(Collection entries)
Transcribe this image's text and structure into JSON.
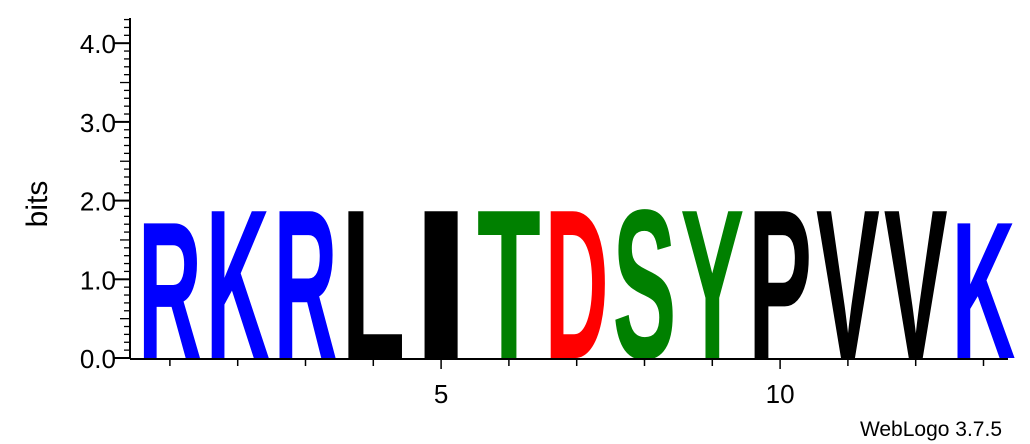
{
  "chart_data": {
    "type": "sequence-logo",
    "ylabel": "bits",
    "ylim": [
      0,
      4.32
    ],
    "y_ticks": [
      "0.0",
      "1.0",
      "2.0",
      "3.0",
      "4.0"
    ],
    "y_tick_values": [
      0,
      1,
      2,
      3,
      4
    ],
    "x_ticks": [
      "5",
      "10"
    ],
    "x_tick_positions": [
      5,
      10
    ],
    "positions": [
      {
        "position": 1,
        "letter": "R",
        "bits": 1.78,
        "color": "#0000ff"
      },
      {
        "position": 2,
        "letter": "K",
        "bits": 1.94,
        "color": "#0000ff"
      },
      {
        "position": 3,
        "letter": "R",
        "bits": 1.94,
        "color": "#0000ff"
      },
      {
        "position": 4,
        "letter": "L",
        "bits": 1.94,
        "color": "#000000"
      },
      {
        "position": 5,
        "letter": "I",
        "bits": 1.94,
        "color": "#000000"
      },
      {
        "position": 6,
        "letter": "T",
        "bits": 1.94,
        "color": "#008000"
      },
      {
        "position": 7,
        "letter": "D",
        "bits": 1.94,
        "color": "#ff0000"
      },
      {
        "position": 8,
        "letter": "S",
        "bits": 1.94,
        "color": "#008000"
      },
      {
        "position": 9,
        "letter": "Y",
        "bits": 1.94,
        "color": "#008000"
      },
      {
        "position": 10,
        "letter": "P",
        "bits": 1.94,
        "color": "#000000"
      },
      {
        "position": 11,
        "letter": "V",
        "bits": 1.94,
        "color": "#000000"
      },
      {
        "position": 12,
        "letter": "V",
        "bits": 1.94,
        "color": "#000000"
      },
      {
        "position": 13,
        "letter": "K",
        "bits": 1.78,
        "color": "#0000ff"
      }
    ],
    "footer": "WebLogo 3.7.5"
  }
}
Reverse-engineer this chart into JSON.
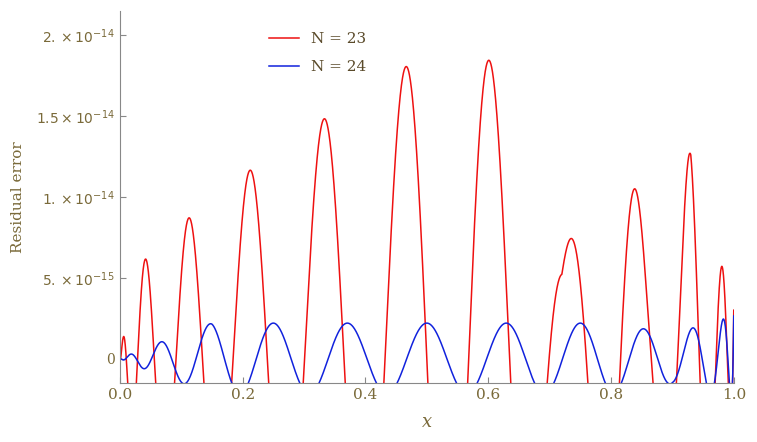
{
  "xlabel": "x",
  "ylabel": "Residual error",
  "xlim": [
    0.0,
    1.0
  ],
  "ylim": [
    -1.5e-15,
    2.15e-14
  ],
  "yticks": [
    0,
    5e-15,
    1e-14,
    1.5e-14,
    2e-14
  ],
  "xticks": [
    0.0,
    0.2,
    0.4,
    0.6,
    0.8,
    1.0
  ],
  "N23": 23,
  "N24": 24,
  "color_N23": "#ee1111",
  "color_N24": "#1122dd",
  "legend_labels": [
    "N = 23",
    "N = 24"
  ],
  "linewidth": 1.1,
  "background_color": "#ffffff",
  "n_points": 8000,
  "tick_color": "#7a6a3a",
  "label_color": "#5a4a2a"
}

Exercise details: Reproduce the whole listing exactly, but not the images in it.

Answer:
Transcribe this image's text and structure into JSON.
{
  "chart_data": {
    "type": "sequence-logo",
    "ylabel": "bits",
    "ylim": [
      0,
      4.32
    ],
    "y_ticks": [
      "0.0",
      "1.0",
      "2.0",
      "3.0",
      "4.0"
    ],
    "y_tick_values": [
      0,
      1,
      2,
      3,
      4
    ],
    "x_ticks": [
      "5",
      "10"
    ],
    "x_tick_positions": [
      5,
      10
    ],
    "positions": [
      {
        "position": 1,
        "letter": "R",
        "bits": 1.78,
        "color": "#0000ff"
      },
      {
        "position": 2,
        "letter": "K",
        "bits": 1.94,
        "color": "#0000ff"
      },
      {
        "position": 3,
        "letter": "R",
        "bits": 1.94,
        "color": "#0000ff"
      },
      {
        "position": 4,
        "letter": "L",
        "bits": 1.94,
        "color": "#000000"
      },
      {
        "position": 5,
        "letter": "I",
        "bits": 1.94,
        "color": "#000000"
      },
      {
        "position": 6,
        "letter": "T",
        "bits": 1.94,
        "color": "#008000"
      },
      {
        "position": 7,
        "letter": "D",
        "bits": 1.94,
        "color": "#ff0000"
      },
      {
        "position": 8,
        "letter": "S",
        "bits": 1.94,
        "color": "#008000"
      },
      {
        "position": 9,
        "letter": "Y",
        "bits": 1.94,
        "color": "#008000"
      },
      {
        "position": 10,
        "letter": "P",
        "bits": 1.94,
        "color": "#000000"
      },
      {
        "position": 11,
        "letter": "V",
        "bits": 1.94,
        "color": "#000000"
      },
      {
        "position": 12,
        "letter": "V",
        "bits": 1.94,
        "color": "#000000"
      },
      {
        "position": 13,
        "letter": "K",
        "bits": 1.78,
        "color": "#0000ff"
      }
    ],
    "footer": "WebLogo 3.7.5"
  }
}
Reverse-engineer this chart into JSON.
{
  "xlabel": "x",
  "ylabel": "Residual error",
  "xlim": [
    0.0,
    1.0
  ],
  "ylim": [
    -1.5e-15,
    2.15e-14
  ],
  "yticks": [
    0,
    5e-15,
    1e-14,
    1.5e-14,
    2e-14
  ],
  "xticks": [
    0.0,
    0.2,
    0.4,
    0.6,
    0.8,
    1.0
  ],
  "N23": 23,
  "N24": 24,
  "color_N23": "#ee1111",
  "color_N24": "#1122dd",
  "legend_labels": [
    "N = 23",
    "N = 24"
  ],
  "linewidth": 1.1,
  "background_color": "#ffffff",
  "n_points": 8000,
  "tick_color": "#7a6a3a",
  "label_color": "#5a4a2a"
}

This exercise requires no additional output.